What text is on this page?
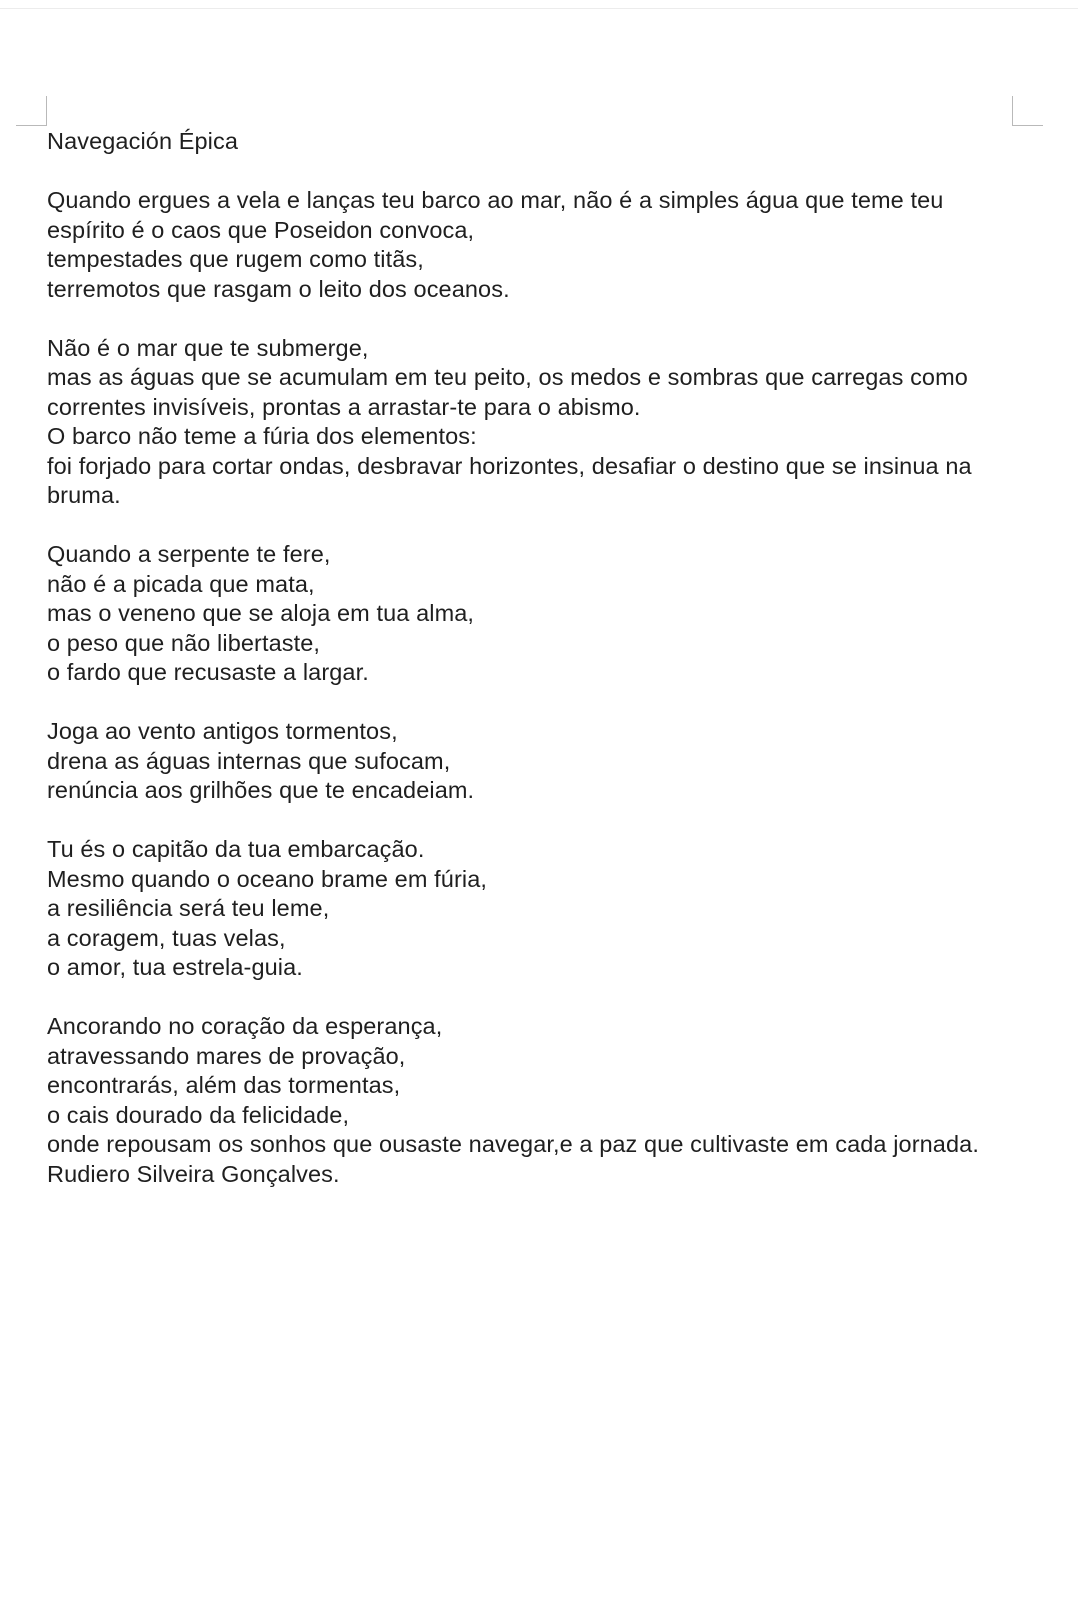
Navegación Épica
Quando ergues a vela e lanças teu barco ao mar, não é a simples água que teme teu espírito é o caos que Poseidon convoca,
tempestades que rugem como titãs,
terremotos que rasgam o leito dos oceanos.
Não é o mar que te submerge,
mas as águas que se acumulam em teu peito, os medos e sombras que carregas como correntes invisíveis, prontas a arrastar-te para o abismo.
O barco não teme a fúria dos elementos:
foi forjado para cortar ondas, desbravar horizontes, desafiar o destino que se insinua na bruma.
Quando a serpente te fere,
não é a picada que mata,
mas o veneno que se aloja em tua alma,
o peso que não libertaste,
o fardo que recusaste a largar.
Joga ao vento antigos tormentos,
drena as águas internas que sufocam,
renúncia aos grilhões que te encadeiam.
Tu és o capitão da tua embarcação.
Mesmo quando o oceano brame em fúria,
a resiliência será teu leme,
a coragem, tuas velas,
o amor, tua estrela-guia.
Ancorando no coração da esperança,
atravessando mares de provação,
encontrarás, além das tormentas,
o cais dourado da felicidade,
onde repousam os sonhos que ousaste navegar,e a paz que cultivaste em cada jornada.
Rudiero Silveira Gonçalves.
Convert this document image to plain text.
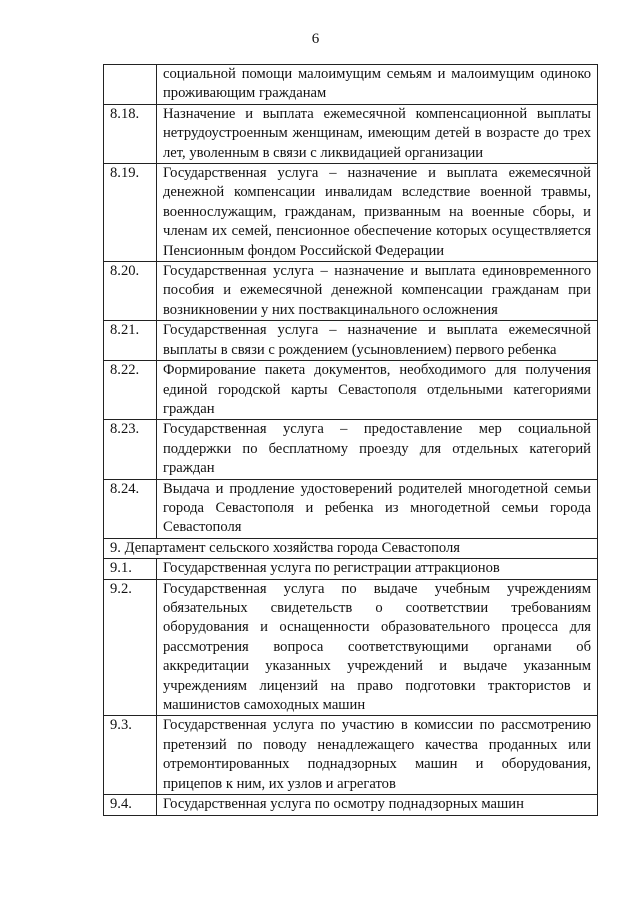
6
	социальной помощи малоимущим семьям и малоимущим одиноко проживающим гражданам
8.18.	Назначение и выплата ежемесячной компенсационной выплаты нетрудоустроенным женщинам, имеющим детей в возрасте до трех лет, уволенным в связи с ликвидацией организации
8.19.	Государственная услуга – назначение и выплата ежемесячной денежной компенсации инвалидам вследствие военной травмы, военнослужащим, гражданам, призванным на военные сборы, и членам их семей, пенсионное обеспечение которых осуществляется Пенсионным фондом Российской Федерации
8.20.	Государственная услуга – назначение и выплата единовременного пособия и ежемесячной денежной компенсации гражданам при возникновении у них поствакцинального осложнения
8.21.	Государственная услуга – назначение и выплата ежемесячной выплаты в связи с рождением (усыновлением) первого ребенка
8.22.	Формирование пакета документов, необходимого для получения единой городской карты Севастополя отдельными категориями граждан
8.23.	Государственная услуга – предоставление мер социальной поддержки по бесплатному проезду для отдельных категорий граждан
8.24.	Выдача и продление удостоверений родителей многодетной семьи города Севастополя и ребенка из многодетной семьи города Севастополя
9. Департамент сельского хозяйства города Севастополя	
9.1.	Государственная услуга по регистрации аттракционов
9.2.	Государственная услуга по выдаче учебным учреждениям обязательных свидетельств о соответствии требованиям оборудования и оснащенности образовательного процесса для рассмотрения вопроса соответствующими органами об аккредитации указанных учреждений и выдаче указанным учреждениям лицензий на право подготовки трактористов и машинистов самоходных машин
9.3.	Государственная услуга по участию в комиссии по рассмотрению претензий по поводу ненадлежащего качества проданных или отремонтированных поднадзорных машин и оборудования, прицепов к ним, их узлов и агрегатов
9.4.	Государственная услуга по осмотру поднадзорных машин
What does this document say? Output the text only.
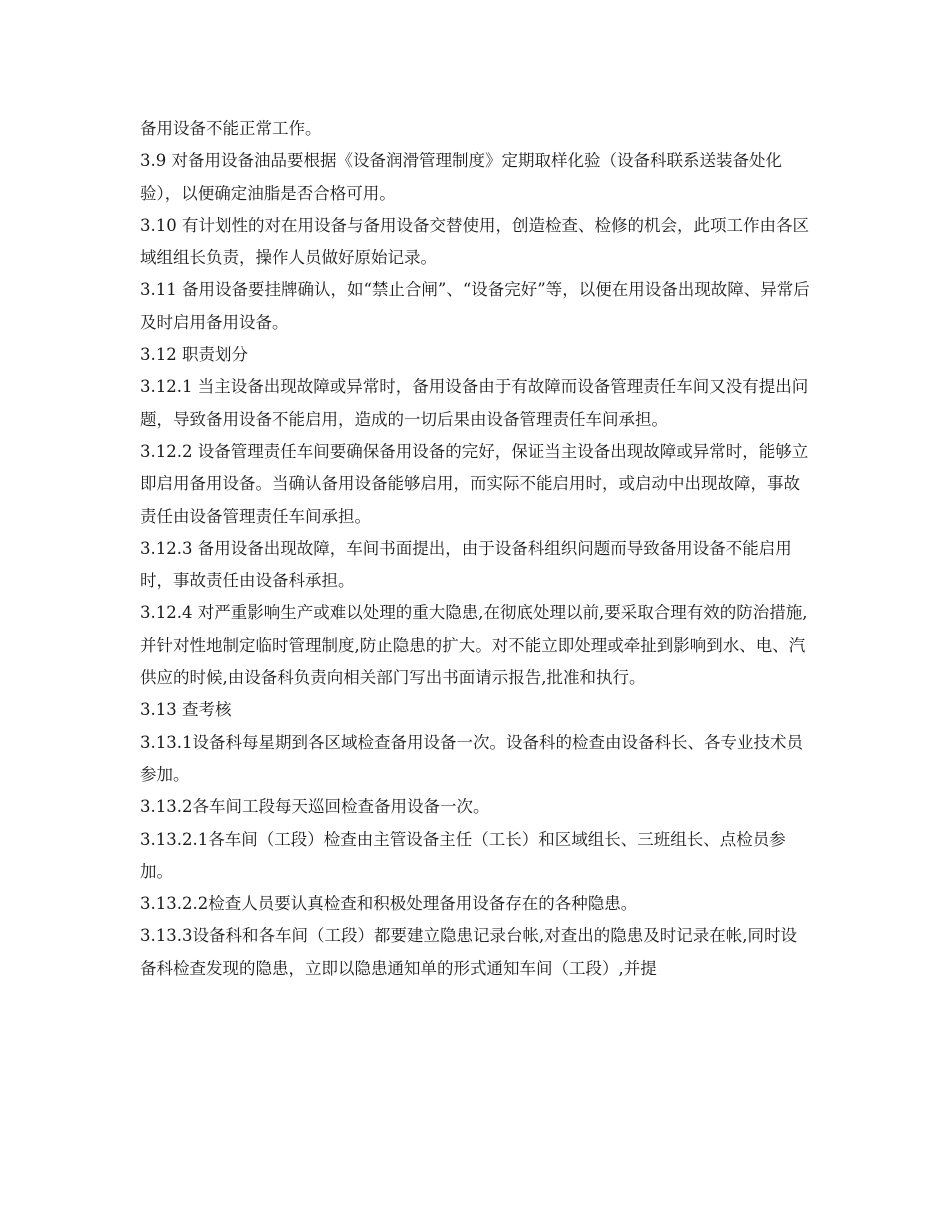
备用设备不能正常工作。

3.9 对备用设备油品要根据《设备润滑管理制度》定期取样化验（设备科联系送装备处化验），以便确定油脂是否合格可用。

3.10 有计划性的对在用设备与备用设备交替使用，创造检查、检修的机会，此项工作由各区域组组长负责，操作人员做好原始记录。

3.11 备用设备要挂牌确认，如“禁止合闸”、“设备完好”等，以便在用设备出现故障、异常后及时启用备用设备。

3.12 职责划分

3.12.1 当主设备出现故障或异常时，备用设备由于有故障而设备管理责任车间又没有提出问题，导致备用设备不能启用，造成的一切后果由设备管理责任车间承担。

3.12.2 设备管理责任车间要确保备用设备的完好，保证当主设备出现故障或异常时，能够立即启用备用设备。当确认备用设备能够启用，而实际不能启用时，或启动中出现故障，事故责任由设备管理责任车间承担。

3.12.3 备用设备出现故障，车间书面提出，由于设备科组织问题而导致备用设备不能启用时，事故责任由设备科承担。

3.12.4 对严重影响生产或难以处理的重大隐患,在彻底处理以前,要采取合理有效的防治措施,并针对性地制定临时管理制度,防止隐患的扩大。对不能立即处理或牵扯到影响到水、电、汽供应的时候,由设备科负责向相关部门写出书面请示报告,批准和执行。

3.13 查考核

3.13.1设备科每星期到各区域检查备用设备一次。设备科的检查由设备科长、各专业技术员参加。

3.13.2各车间工段每天巡回检查备用设备一次。

3.13.2.1各车间（工段）检查由主管设备主任（工长）和区域组长、三班组长、点检员参加。

3.13.2.2检查人员要认真检查和积极处理备用设备存在的各种隐患。

3.13.3设备科和各车间（工段）都要建立隐患记录台帐,对查出的隐患及时记录在帐,同时设备科检查发现的隐患，立即以隐患通知单的形式通知车间（工段）,并提
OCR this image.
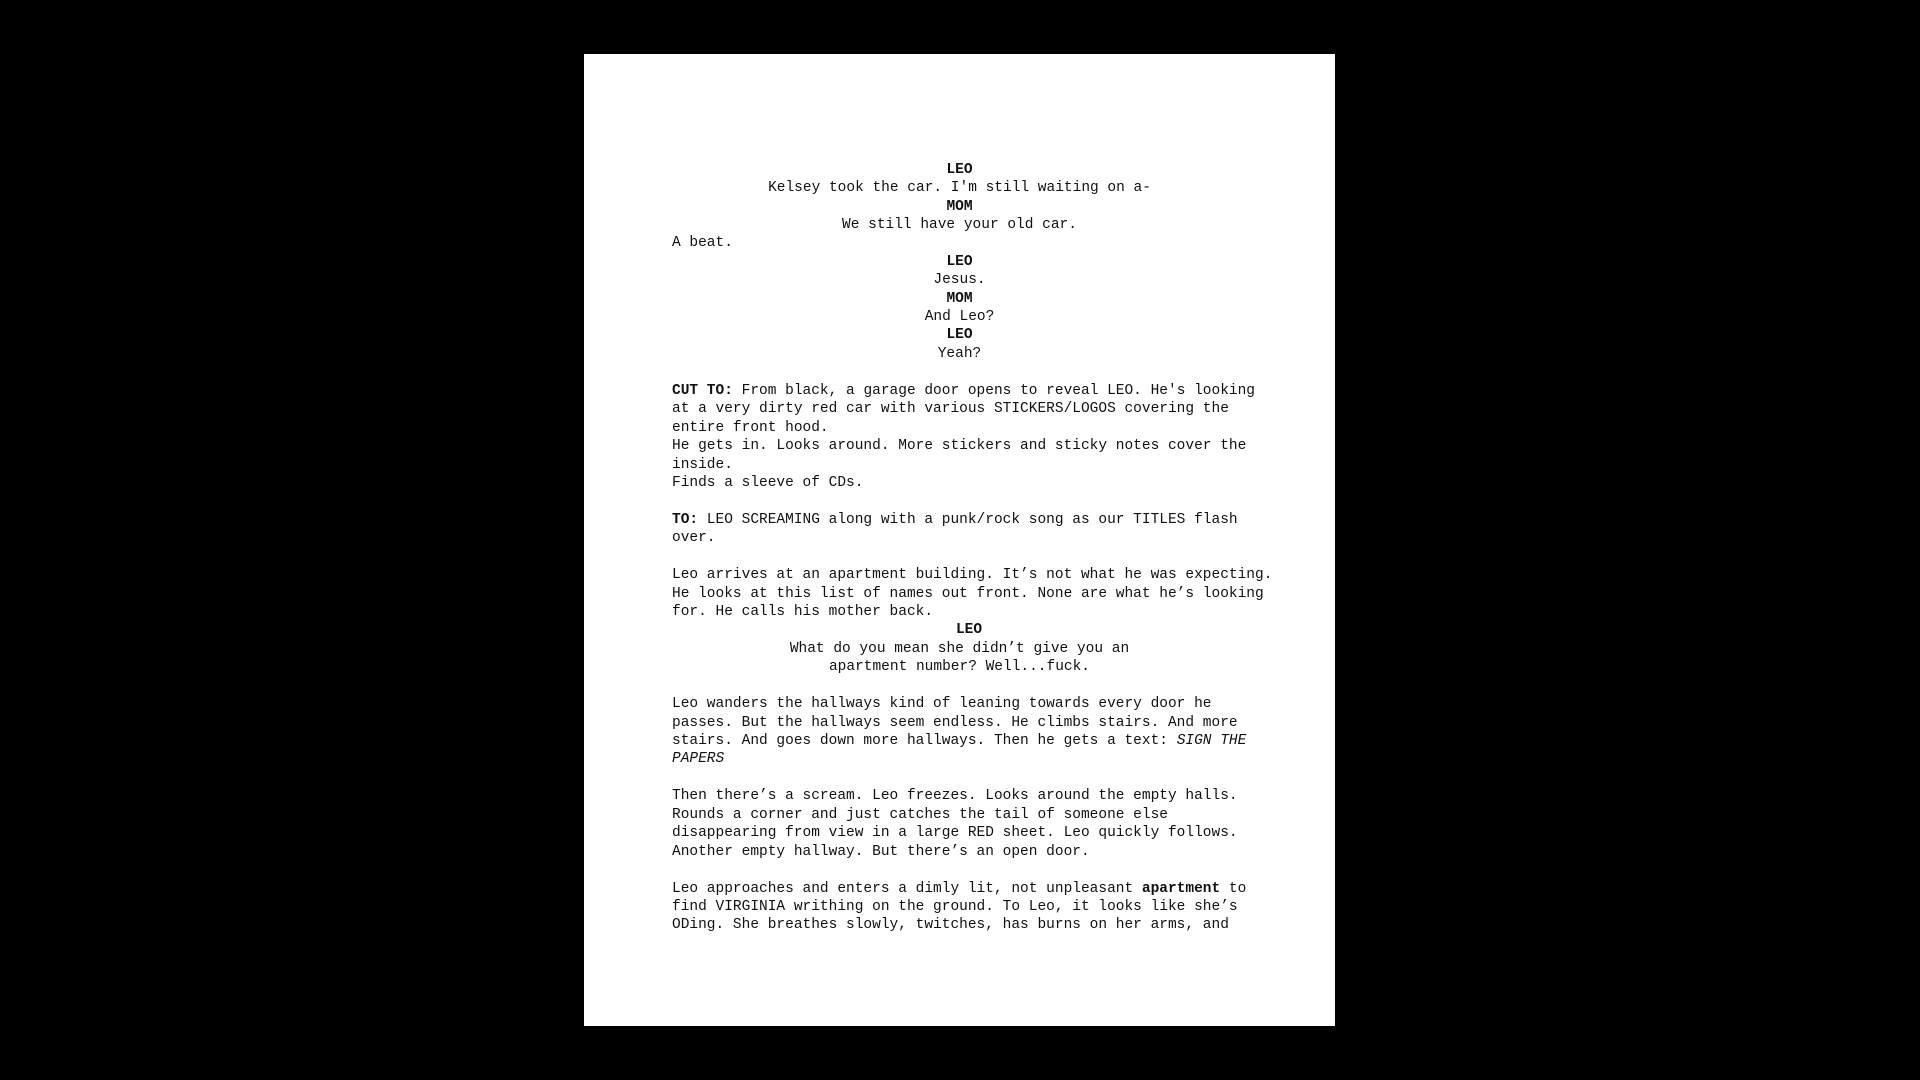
LEO
Kelsey took the car. I'm still waiting on a-
MOM
We still have your old car.
A beat.
LEO
Jesus.
MOM
And Leo?
LEO
Yeah?
CUT TO: From black, a garage door opens to reveal LEO. He's looking
at a very dirty red car with various STICKERS/LOGOS covering the
entire front hood.
He gets in. Looks around. More stickers and sticky notes cover the
inside.
Finds a sleeve of CDs.
TO: LEO SCREAMING along with a punk/rock song as our TITLES flash
over.
Leo arrives at an apartment building. It’s not what he was expecting.
He looks at this list of names out front. None are what he’s looking
for. He calls his mother back.
LEO
What do you mean she didn’t give you an
apartment number? Well...fuck.
Leo wanders the hallways kind of leaning towards every door he
passes. But the hallways seem endless. He climbs stairs. And more
stairs. And goes down more hallways. Then he gets a text: SIGN THE
PAPERS
Then there’s a scream. Leo freezes. Looks around the empty halls.
Rounds a corner and just catches the tail of someone else
disappearing from view in a large RED sheet. Leo quickly follows.
Another empty hallway. But there’s an open door.
Leo approaches and enters a dimly lit, not unpleasant apartment to
find VIRGINIA writhing on the ground. To Leo, it looks like she’s
ODing. She breathes slowly, twitches, has burns on her arms, and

..........

_SET PROBLEM_
Lines containing the string "door" should be counted; reply with their number and nothing more.

_EXPECTED ANSWER_
3